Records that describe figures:

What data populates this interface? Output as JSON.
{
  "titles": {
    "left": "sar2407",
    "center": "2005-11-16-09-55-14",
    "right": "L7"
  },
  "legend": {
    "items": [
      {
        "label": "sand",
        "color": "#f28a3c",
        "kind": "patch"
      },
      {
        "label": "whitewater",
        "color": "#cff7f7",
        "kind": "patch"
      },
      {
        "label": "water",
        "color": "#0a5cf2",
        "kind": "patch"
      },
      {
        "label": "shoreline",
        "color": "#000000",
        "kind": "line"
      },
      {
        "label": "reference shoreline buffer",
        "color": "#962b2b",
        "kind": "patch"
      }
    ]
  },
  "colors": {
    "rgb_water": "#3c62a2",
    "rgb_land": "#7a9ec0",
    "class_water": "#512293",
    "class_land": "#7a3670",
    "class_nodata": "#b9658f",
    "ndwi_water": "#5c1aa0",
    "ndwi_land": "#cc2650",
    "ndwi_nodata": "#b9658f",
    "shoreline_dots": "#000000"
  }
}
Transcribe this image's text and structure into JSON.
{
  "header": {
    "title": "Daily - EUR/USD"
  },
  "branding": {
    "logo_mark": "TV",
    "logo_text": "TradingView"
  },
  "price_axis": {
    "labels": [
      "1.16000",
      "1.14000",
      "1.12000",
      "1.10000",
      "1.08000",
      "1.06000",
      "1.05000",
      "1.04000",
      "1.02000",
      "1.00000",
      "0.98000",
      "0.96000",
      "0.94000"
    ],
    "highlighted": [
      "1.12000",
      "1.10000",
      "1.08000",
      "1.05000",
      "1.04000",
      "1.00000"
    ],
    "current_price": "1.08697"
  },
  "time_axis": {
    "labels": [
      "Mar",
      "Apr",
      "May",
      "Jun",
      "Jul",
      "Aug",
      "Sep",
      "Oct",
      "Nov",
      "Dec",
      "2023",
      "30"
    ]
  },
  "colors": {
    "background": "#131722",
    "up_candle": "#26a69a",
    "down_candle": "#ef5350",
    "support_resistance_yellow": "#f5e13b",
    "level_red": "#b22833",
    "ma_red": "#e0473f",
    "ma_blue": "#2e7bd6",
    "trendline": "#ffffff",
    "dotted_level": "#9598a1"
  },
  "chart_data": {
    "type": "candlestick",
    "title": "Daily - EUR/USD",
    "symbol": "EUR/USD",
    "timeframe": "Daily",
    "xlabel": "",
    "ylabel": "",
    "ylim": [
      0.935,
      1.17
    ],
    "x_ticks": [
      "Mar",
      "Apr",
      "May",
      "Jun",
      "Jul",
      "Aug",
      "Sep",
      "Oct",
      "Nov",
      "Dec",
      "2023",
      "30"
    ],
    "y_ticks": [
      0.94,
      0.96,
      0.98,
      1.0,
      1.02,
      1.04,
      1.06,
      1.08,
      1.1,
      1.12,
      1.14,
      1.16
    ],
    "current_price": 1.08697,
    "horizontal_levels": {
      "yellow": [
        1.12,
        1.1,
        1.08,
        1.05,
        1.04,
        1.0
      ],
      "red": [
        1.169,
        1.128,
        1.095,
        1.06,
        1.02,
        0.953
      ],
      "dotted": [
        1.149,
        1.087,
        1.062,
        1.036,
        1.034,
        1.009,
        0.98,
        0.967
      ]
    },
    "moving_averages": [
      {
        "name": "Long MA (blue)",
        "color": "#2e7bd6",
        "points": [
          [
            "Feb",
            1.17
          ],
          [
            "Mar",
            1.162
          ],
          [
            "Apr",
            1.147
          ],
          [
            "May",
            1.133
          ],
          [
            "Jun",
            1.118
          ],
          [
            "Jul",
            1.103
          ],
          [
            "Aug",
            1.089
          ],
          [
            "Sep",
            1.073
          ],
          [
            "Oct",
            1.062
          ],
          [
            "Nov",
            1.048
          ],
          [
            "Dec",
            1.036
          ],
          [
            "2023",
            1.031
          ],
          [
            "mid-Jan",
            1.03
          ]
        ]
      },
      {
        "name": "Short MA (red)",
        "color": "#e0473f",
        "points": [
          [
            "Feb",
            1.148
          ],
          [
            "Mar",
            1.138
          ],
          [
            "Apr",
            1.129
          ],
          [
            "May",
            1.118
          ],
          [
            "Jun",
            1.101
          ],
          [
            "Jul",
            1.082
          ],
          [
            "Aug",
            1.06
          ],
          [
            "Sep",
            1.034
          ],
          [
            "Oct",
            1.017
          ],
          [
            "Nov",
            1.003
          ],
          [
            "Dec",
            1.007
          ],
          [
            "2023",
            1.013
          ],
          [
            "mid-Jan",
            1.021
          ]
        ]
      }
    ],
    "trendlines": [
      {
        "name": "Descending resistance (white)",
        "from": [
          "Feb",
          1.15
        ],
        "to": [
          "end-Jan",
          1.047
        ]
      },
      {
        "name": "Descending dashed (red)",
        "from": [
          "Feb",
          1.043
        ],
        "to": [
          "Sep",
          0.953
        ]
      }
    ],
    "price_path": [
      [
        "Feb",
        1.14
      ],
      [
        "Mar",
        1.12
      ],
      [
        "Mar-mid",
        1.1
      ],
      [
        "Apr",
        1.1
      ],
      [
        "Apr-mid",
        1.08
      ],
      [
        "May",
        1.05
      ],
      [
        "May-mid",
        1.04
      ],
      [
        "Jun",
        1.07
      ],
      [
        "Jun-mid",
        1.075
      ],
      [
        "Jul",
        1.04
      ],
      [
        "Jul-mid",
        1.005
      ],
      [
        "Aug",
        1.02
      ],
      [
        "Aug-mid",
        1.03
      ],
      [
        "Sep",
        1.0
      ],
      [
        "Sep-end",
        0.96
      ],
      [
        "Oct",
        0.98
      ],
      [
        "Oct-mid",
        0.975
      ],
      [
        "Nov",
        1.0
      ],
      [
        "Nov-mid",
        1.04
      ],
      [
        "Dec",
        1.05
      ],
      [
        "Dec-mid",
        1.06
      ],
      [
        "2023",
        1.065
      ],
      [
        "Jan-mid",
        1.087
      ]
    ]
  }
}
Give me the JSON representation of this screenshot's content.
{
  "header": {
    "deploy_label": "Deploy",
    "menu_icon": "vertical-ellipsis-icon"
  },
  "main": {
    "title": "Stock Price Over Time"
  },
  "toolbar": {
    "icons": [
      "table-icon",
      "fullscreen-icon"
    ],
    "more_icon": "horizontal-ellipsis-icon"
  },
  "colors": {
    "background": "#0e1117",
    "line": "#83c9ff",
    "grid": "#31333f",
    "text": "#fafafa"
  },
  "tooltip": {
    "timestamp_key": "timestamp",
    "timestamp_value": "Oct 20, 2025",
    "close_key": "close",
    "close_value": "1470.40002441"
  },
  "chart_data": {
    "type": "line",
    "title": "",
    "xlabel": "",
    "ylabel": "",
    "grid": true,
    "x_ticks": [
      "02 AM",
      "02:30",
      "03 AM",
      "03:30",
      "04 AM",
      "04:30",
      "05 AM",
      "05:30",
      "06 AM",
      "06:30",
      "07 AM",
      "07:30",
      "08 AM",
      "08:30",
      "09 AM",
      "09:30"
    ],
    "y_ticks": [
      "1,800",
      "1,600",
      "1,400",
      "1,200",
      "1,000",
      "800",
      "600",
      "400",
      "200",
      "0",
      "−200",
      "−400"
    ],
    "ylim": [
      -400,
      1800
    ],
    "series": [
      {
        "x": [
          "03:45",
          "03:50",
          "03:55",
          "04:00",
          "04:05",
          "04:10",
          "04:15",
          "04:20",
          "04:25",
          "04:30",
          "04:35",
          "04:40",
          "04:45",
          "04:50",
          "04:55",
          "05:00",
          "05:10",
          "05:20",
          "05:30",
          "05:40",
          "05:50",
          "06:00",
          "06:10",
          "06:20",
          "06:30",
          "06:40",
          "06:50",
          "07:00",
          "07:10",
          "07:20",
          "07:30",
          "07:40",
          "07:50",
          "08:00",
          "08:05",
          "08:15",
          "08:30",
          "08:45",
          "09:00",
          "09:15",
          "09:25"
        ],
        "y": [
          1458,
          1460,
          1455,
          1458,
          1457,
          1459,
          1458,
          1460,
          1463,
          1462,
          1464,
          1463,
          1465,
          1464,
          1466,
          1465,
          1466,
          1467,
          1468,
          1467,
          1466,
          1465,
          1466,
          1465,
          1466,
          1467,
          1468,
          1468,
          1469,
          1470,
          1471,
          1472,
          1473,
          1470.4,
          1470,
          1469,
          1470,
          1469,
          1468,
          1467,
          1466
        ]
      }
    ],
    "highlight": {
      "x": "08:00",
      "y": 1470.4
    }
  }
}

WHAT IS REQUIRED: Of the lines in this material, state how many hold the string "JSON". Write no other words.

ANSWER TO THIS EXERCISE: 3